Direction:
Every line below that mentions the word "JSON" should be copied out.
----- Dataset rows -----
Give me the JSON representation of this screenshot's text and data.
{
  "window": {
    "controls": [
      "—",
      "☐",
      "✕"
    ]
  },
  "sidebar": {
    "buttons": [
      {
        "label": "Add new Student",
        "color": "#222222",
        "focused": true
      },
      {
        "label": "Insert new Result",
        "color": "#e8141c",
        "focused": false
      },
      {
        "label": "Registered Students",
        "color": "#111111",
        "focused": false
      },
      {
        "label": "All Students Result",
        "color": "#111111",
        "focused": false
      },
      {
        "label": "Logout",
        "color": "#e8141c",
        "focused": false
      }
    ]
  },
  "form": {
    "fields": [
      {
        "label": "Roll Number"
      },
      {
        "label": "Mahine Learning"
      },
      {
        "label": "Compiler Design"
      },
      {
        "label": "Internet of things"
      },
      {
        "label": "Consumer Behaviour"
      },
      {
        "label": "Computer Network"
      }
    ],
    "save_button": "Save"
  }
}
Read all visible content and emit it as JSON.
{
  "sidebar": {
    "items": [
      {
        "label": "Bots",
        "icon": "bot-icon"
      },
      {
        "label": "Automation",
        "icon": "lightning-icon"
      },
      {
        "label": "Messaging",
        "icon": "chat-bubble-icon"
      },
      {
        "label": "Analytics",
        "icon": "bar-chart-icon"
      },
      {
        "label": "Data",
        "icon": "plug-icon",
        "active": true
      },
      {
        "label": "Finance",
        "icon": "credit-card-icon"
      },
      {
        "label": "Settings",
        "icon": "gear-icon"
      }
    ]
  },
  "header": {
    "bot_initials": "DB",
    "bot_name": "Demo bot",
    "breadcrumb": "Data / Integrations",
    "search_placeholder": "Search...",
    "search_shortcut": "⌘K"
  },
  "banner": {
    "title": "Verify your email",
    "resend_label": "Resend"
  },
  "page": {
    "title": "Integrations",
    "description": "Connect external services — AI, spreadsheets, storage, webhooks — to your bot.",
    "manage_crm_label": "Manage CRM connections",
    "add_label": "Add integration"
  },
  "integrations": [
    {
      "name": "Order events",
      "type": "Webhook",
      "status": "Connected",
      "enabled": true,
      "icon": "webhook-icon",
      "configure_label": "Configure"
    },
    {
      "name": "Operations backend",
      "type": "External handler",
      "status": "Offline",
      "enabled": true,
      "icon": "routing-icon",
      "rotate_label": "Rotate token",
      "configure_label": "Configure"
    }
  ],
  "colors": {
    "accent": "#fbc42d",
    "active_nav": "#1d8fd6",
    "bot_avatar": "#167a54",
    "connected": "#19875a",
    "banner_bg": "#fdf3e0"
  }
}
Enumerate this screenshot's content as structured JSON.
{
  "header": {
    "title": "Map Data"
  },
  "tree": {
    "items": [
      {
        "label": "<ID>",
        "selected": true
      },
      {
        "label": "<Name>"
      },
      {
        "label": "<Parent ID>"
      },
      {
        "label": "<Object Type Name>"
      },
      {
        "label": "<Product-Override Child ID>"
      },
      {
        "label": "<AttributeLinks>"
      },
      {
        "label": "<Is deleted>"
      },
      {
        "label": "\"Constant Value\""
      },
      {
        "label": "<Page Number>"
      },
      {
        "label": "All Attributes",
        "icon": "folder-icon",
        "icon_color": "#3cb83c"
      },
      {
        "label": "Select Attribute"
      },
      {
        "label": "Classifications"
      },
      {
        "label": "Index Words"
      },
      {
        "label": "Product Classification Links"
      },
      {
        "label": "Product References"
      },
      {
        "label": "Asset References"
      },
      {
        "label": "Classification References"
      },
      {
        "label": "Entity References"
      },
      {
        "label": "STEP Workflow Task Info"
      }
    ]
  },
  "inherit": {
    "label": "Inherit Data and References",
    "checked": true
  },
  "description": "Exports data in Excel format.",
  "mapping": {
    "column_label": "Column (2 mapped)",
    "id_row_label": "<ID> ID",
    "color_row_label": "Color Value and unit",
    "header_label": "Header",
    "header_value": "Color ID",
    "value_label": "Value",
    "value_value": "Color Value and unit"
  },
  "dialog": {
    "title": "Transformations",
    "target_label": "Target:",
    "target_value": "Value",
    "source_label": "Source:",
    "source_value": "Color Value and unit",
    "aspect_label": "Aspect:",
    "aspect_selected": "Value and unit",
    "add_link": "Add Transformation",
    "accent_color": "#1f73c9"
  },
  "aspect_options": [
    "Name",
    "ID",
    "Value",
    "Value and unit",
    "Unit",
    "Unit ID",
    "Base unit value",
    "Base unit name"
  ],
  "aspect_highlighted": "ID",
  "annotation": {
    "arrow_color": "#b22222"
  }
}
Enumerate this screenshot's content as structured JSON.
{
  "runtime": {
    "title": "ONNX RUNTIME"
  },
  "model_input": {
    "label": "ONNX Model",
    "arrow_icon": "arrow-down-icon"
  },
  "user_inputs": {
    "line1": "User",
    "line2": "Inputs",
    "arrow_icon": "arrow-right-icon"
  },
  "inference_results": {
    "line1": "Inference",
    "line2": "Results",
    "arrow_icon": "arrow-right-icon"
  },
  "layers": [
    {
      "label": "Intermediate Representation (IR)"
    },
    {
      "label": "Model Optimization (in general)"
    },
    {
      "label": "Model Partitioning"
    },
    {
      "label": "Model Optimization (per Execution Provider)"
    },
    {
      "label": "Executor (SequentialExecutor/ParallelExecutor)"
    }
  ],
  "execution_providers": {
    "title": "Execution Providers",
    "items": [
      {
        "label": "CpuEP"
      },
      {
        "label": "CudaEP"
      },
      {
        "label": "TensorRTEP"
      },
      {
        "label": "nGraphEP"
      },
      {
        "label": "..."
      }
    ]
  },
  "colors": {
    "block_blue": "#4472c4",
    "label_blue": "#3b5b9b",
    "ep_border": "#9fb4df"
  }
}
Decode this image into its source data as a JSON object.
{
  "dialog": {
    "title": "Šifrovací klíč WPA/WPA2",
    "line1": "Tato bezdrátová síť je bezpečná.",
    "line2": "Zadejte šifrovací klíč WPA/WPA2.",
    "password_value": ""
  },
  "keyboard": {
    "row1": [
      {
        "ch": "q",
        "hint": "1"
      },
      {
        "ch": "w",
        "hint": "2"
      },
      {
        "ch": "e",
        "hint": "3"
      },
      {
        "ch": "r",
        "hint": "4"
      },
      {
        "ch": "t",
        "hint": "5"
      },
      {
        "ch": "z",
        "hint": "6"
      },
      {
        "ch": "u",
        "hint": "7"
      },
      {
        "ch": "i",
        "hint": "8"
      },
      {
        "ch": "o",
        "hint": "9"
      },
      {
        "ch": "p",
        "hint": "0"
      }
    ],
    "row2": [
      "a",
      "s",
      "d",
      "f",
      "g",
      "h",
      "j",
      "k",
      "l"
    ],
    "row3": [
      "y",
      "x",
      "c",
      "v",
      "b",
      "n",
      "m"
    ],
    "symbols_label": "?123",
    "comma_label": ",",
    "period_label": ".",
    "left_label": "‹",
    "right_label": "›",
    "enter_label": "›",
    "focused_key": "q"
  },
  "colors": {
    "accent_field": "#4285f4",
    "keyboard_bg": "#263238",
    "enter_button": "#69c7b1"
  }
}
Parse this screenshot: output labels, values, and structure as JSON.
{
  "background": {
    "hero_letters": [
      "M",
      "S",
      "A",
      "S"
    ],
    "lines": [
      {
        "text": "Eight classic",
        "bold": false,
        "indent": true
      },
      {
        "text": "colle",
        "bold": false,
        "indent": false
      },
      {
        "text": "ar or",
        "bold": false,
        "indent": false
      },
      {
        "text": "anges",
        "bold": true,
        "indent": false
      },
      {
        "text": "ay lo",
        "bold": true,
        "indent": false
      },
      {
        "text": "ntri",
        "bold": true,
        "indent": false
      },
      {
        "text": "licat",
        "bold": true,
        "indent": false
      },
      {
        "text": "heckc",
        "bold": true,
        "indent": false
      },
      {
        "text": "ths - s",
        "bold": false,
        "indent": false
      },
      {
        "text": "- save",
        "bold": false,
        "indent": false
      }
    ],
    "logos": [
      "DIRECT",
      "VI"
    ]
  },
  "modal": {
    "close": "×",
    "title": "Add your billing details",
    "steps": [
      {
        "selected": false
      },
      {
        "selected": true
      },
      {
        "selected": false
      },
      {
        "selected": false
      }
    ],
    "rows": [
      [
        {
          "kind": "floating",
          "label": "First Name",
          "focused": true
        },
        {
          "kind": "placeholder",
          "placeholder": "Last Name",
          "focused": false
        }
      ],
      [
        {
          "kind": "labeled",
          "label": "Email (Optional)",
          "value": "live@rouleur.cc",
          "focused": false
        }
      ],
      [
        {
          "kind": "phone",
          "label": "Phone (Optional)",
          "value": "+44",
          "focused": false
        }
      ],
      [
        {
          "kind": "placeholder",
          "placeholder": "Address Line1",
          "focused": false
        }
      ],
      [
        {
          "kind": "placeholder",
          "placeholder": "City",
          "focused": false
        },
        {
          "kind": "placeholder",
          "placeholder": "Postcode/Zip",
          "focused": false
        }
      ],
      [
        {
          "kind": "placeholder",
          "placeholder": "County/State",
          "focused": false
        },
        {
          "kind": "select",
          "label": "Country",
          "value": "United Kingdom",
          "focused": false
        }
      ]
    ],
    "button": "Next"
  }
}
-----
The response:
Give me the JSON representation of this screenshot's text and data.
Read all visible content and emit it as JSON.
Enumerate this screenshot's content as structured JSON.
Enumerate this screenshot's content as structured JSON.
Decode this image into its source data as a JSON object.
Parse this screenshot: output labels, values, and structure as JSON.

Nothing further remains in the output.